_What to produce:_
In the listing below, identify each line with the word "background" and return those lines.

_Dataset extract:_
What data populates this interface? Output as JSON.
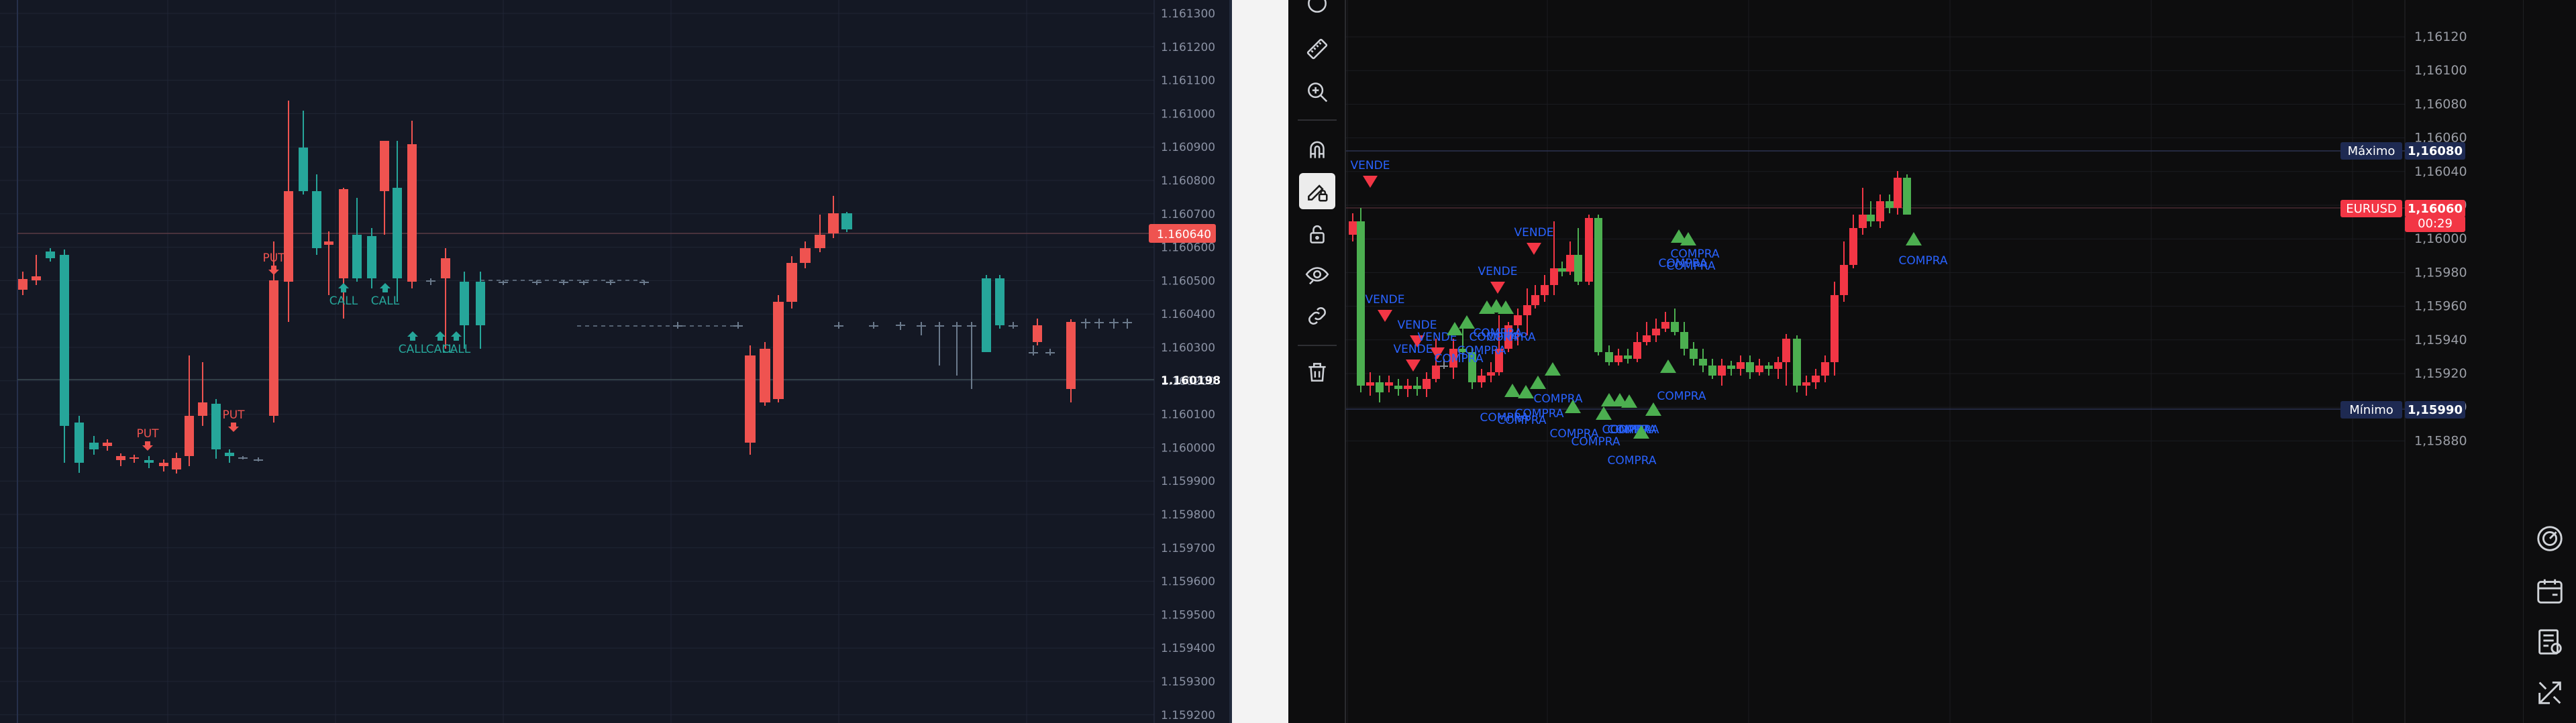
{
  "left_chart": {
    "price_ticks": [
      "1.161300",
      "1.161200",
      "1.161100",
      "1.161000",
      "1.160900",
      "1.160800",
      "1.160700",
      "1.160600",
      "1.160500",
      "1.160400",
      "1.160300",
      "1.160200",
      "1.160100",
      "1.160000",
      "1.159900",
      "1.159800",
      "1.159700",
      "1.159600",
      "1.159500",
      "1.159400",
      "1.159300",
      "1.159200"
    ],
    "current_price_badge": "1.160640",
    "marked_price_label": "1.160198",
    "signal_labels": {
      "put": "PUT",
      "call": "CALL"
    },
    "colors": {
      "background": "#141824",
      "up": "#26a69a",
      "down": "#ef5350",
      "badge": "#ef5350"
    }
  },
  "right_chart": {
    "symbol_badge": "EURUSD",
    "price_badge": "1,16060",
    "countdown_badge": "00:29",
    "maximo_label": "Máximo",
    "maximo_value": "1,16080",
    "minimo_label": "Mínimo",
    "minimo_value": "1,15990",
    "price_ticks": [
      "1,16120",
      "1,16100",
      "1,16080",
      "1,16060",
      "1,16040",
      "1,16020",
      "1,16000",
      "1,15980",
      "1,15960",
      "1,15940",
      "1,15920",
      "1,15900",
      "1,15880"
    ],
    "signal_labels": {
      "sell": "VENDE",
      "buy": "COMPRA"
    },
    "colors": {
      "background": "#0d0d0e",
      "up": "#4caf50",
      "down": "#f23645",
      "label_blue": "#2962ff",
      "badge_navy": "#1e2a52"
    }
  },
  "toolbar": {
    "tools": [
      "ruler-icon",
      "zoom-in-icon",
      "magnet-icon",
      "pencil-lock-icon",
      "unlock-icon",
      "eye-icon",
      "link-icon",
      "trash-icon"
    ]
  },
  "right_side_icons": [
    "speedometer-icon",
    "calendar-icon",
    "news-icon",
    "cross-arrows-icon"
  ]
}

_Correct answer:_
      "background": "#141824",
      "background": "#0d0d0e",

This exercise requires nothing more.